**REQUEST**
Each line of the material must be repeated precisely, with the pictures left out.

**DATA EXTRACT**
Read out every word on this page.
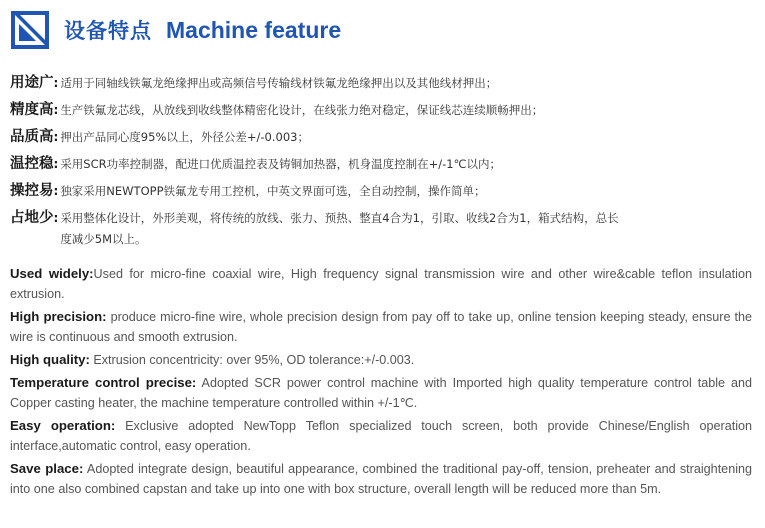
设备特点 Machine feature
用途广 : 适用于同轴线铁氟龙绝缘押出或高频信号传输线材铁氟龙绝缘押出以及其他线材押出；
精度高 : 生产铁氟龙芯线，从放线到收线整体精密化设计，在线张力绝对稳定，保证线芯连续顺畅押出；
品质高 : 押出产品同心度95%以上，外径公差+/-0.003；
温控稳 : 采用SCR功率控制器，配进口优质温控表及铸铜加热器，机身温度控制在+/-1℃以内；
操控易 : 独家采用NEWTOPP铁氟龙专用工控机，中英文界面可选，全自动控制，操作简单；
占地少 : 采用整体化设计，外形美观，将传统的放线、张力、预热、整直4合为1，引取、收线2合为1，箱式结构，总长度减少5M以上。
Used widely:Used for micro-fine coaxial wire, High frequency signal transmission wire and other wire&cable teflon insulation extrusion.
High precision: produce micro-fine wire, whole precision design from pay off to take up, online tension keeping steady, ensure the wire is continuous and smooth extrusion.
High quality: Extrusion concentricity: over 95%, OD tolerance:+/-0.003.
Temperature control precise: Adopted SCR power control machine with Imported high quality temperature control table and Copper casting heater, the machine temperature controlled within +/-1℃.
Easy operation: Exclusive adopted NewTopp Teflon specialized touch screen, both provide Chinese/English operation interface,automatic control, easy operation.
Save place: Adopted integrate design, beautiful appearance, combined the traditional pay-off, tension, preheater and straightening into one also combined capstan and take up into one with box structure, overall length will be reduced more than 5m.
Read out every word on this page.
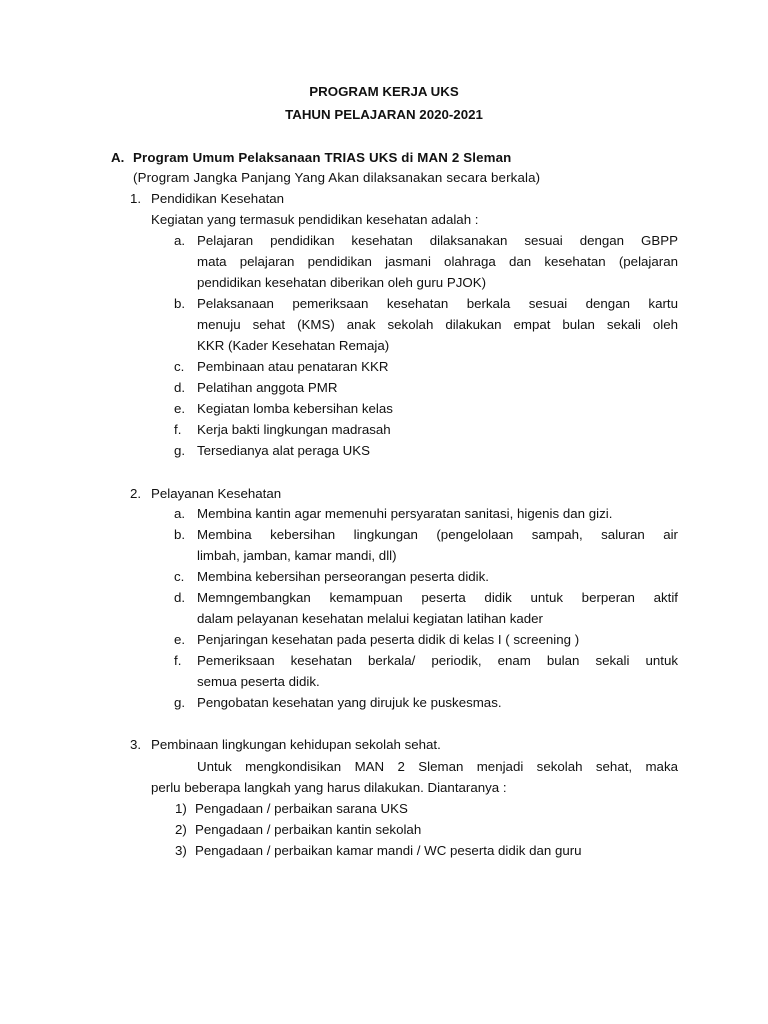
PROGRAM KERJA UKS
TAHUN PELAJARAN 2020-2021
A. Program Umum Pelaksanaan TRIAS UKS di MAN 2 Sleman
(Program Jangka Panjang Yang Akan dilaksanakan secara berkala)
1. Pendidikan Kesehatan
Kegiatan yang termasuk pendidikan kesehatan adalah :
a. Pelajaran pendidikan kesehatan dilaksanakan sesuai dengan GBPP
mata pelajaran pendidikan jasmani olahraga dan kesehatan (pelajaran
pendidikan kesehatan diberikan oleh guru PJOK)
b. Pelaksanaan pemeriksaan kesehatan berkala sesuai dengan kartu
menuju sehat (KMS) anak sekolah dilakukan empat bulan sekali oleh
KKR (Kader Kesehatan Remaja)
c. Pembinaan atau penataran KKR
d. Pelatihan anggota PMR
e. Kegiatan lomba kebersihan kelas
f. Kerja bakti lingkungan madrasah
g. Tersedianya alat peraga UKS
2. Pelayanan Kesehatan
a. Membina kantin agar memenuhi persyaratan sanitasi, higenis dan gizi.
b. Membina kebersihan lingkungan (pengelolaan sampah, saluran air
limbah, jamban, kamar mandi, dll)
c. Membina kebersihan perseorangan peserta didik.
d. Memngembangkan kemampuan peserta didik untuk berperan aktif
dalam pelayanan kesehatan melalui kegiatan latihan kader
e. Penjaringan kesehatan pada peserta didik di kelas I ( screening )
f. Pemeriksaan kesehatan berkala/ periodik, enam bulan sekali untuk
semua peserta didik.
g. Pengobatan kesehatan yang dirujuk ke puskesmas.
3. Pembinaan lingkungan kehidupan sekolah sehat.
Untuk mengkondisikan MAN 2 Sleman menjadi sekolah sehat, maka
perlu beberapa langkah yang harus dilakukan. Diantaranya :
1) Pengadaan / perbaikan sarana UKS
2) Pengadaan / perbaikan kantin sekolah
3) Pengadaan / perbaikan kamar mandi / WC peserta didik dan guru
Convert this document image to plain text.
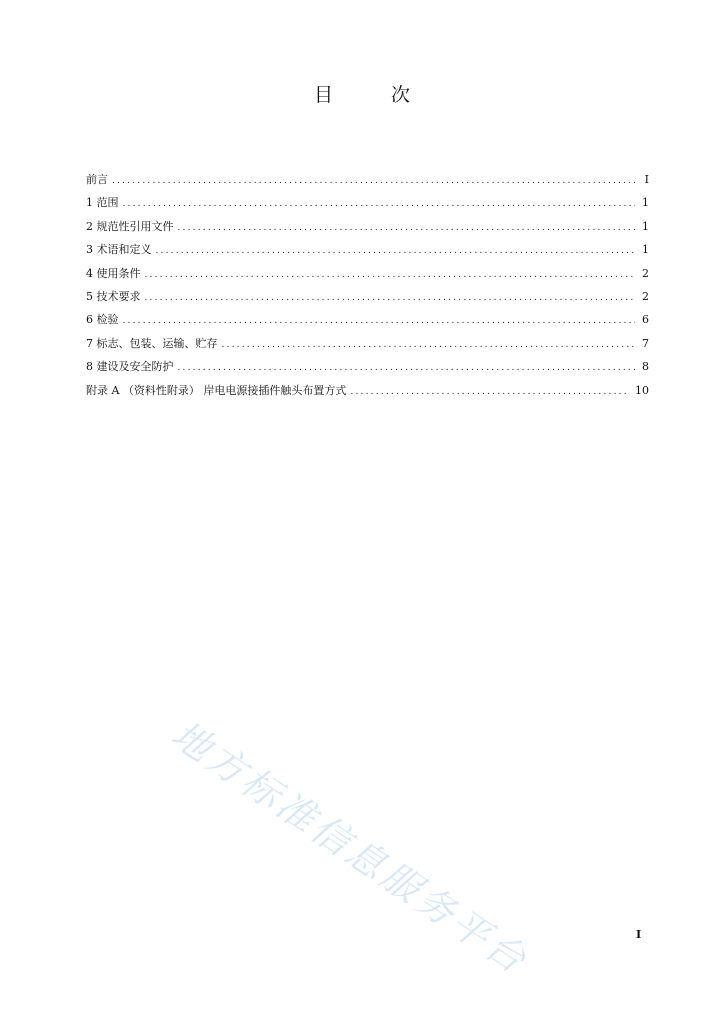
目 次
前言 .....	I
1 范围 .....	1
2 规范性引用文件 .....	1
3 术语和定义 .....	1
4 使用条件 .....	2
5 技术要求 .....	2
6 检验 .....	6
7 标志、包装、运输、贮存 .....	7
8 建设及安全防护 .....	8
附录 A （资料性附录） 岸电电源接插件触头布置方式 .....	10
地方标准信息服务平台	I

**SOLUTION TO THIS EXERCISE**
Read out every word on this page.
设备特点 Machine feature
用途广 : 适用于同轴线铁氟龙绝缘押出或高频信号传输线材铁氟龙绝缘押出以及其他线材押出；
精度高 : 生产铁氟龙芯线，从放线到收线整体精密化设计，在线张力绝对稳定，保证线芯连续顺畅押出；
品质高 : 押出产品同心度95%以上，外径公差+/-0.003；
温控稳 : 采用SCR功率控制器，配进口优质温控表及铸铜加热器，机身温度控制在+/-1℃以内；
操控易 : 独家采用NEWTOPP铁氟龙专用工控机，中英文界面可选，全自动控制，操作简单；
占地少 : 采用整体化设计，外形美观，将传统的放线、张力、预热、整直4合为1，引取、收线2合为1，箱式结构，总长度减少5M以上。
Used widely:Used for micro-fine coaxial wire, High frequency signal transmission wire and other wire&cable teflon insulation extrusion.
High precision: produce micro-fine wire, whole precision design from pay off to take up, online tension keeping steady, ensure the wire is continuous and smooth extrusion.
High quality: Extrusion concentricity: over 95%, OD tolerance:+/-0.003.
Temperature control precise: Adopted SCR power control machine with Imported high quality temperature control table and Copper casting heater, the machine temperature controlled within +/-1℃.
Easy operation: Exclusive adopted NewTopp Teflon specialized touch screen, both provide Chinese/English operation interface,automatic control, easy operation.
Save place: Adopted integrate design, beautiful appearance, combined the traditional pay-off, tension, preheater and straightening into one also combined capstan and take up into one with box structure, overall length will be reduced more than 5m.
Read out every word on this page.
PROGRAM KERJA UKS
TAHUN PELAJARAN 2020-2021
A. Program Umum Pelaksanaan TRIAS UKS di MAN 2 Sleman
(Program Jangka Panjang Yang Akan dilaksanakan secara berkala)
1. Pendidikan Kesehatan
Kegiatan yang termasuk pendidikan kesehatan adalah :
a. Pelajaran pendidikan kesehatan dilaksanakan sesuai dengan GBPP
mata pelajaran pendidikan jasmani olahraga dan kesehatan (pelajaran
pendidikan kesehatan diberikan oleh guru PJOK)
b. Pelaksanaan pemeriksaan kesehatan berkala sesuai dengan kartu
menuju sehat (KMS) anak sekolah dilakukan empat bulan sekali oleh
KKR (Kader Kesehatan Remaja)
c. Pembinaan atau penataran KKR
d. Pelatihan anggota PMR
e. Kegiatan lomba kebersihan kelas
f. Kerja bakti lingkungan madrasah
g. Tersedianya alat peraga UKS
2. Pelayanan Kesehatan
a. Membina kantin agar memenuhi persyaratan sanitasi, higenis dan gizi.
b. Membina kebersihan lingkungan (pengelolaan sampah, saluran air
limbah, jamban, kamar mandi, dll)
c. Membina kebersihan perseorangan peserta didik.
d. Memngembangkan kemampuan peserta didik untuk berperan aktif
dalam pelayanan kesehatan melalui kegiatan latihan kader
e. Penjaringan kesehatan pada peserta didik di kelas I ( screening )
f. Pemeriksaan kesehatan berkala/ periodik, enam bulan sekali untuk
semua peserta didik.
g. Pengobatan kesehatan yang dirujuk ke puskesmas.
3. Pembinaan lingkungan kehidupan sekolah sehat.
Untuk mengkondisikan MAN 2 Sleman menjadi sekolah sehat, maka
perlu beberapa langkah yang harus dilakukan. Diantaranya :
1) Pengadaan / perbaikan sarana UKS
2) Pengadaan / perbaikan kantin sekolah
3) Pengadaan / perbaikan kamar mandi / WC peserta didik dan guru
Convert this document image to plain text.
目 次
前言 .....	I
1 范围 .....	1
2 规范性引用文件 .....	1
3 术语和定义 .....	1
4 使用条件 .....	2
5 技术要求 .....	2
6 检验 .....	6
7 标志、包装、运输、贮存 .....	7
8 建设及安全防护 .....	8
附录 A （资料性附录） 岸电电源接插件触头布置方式 .....	10
地方标准信息服务平台	I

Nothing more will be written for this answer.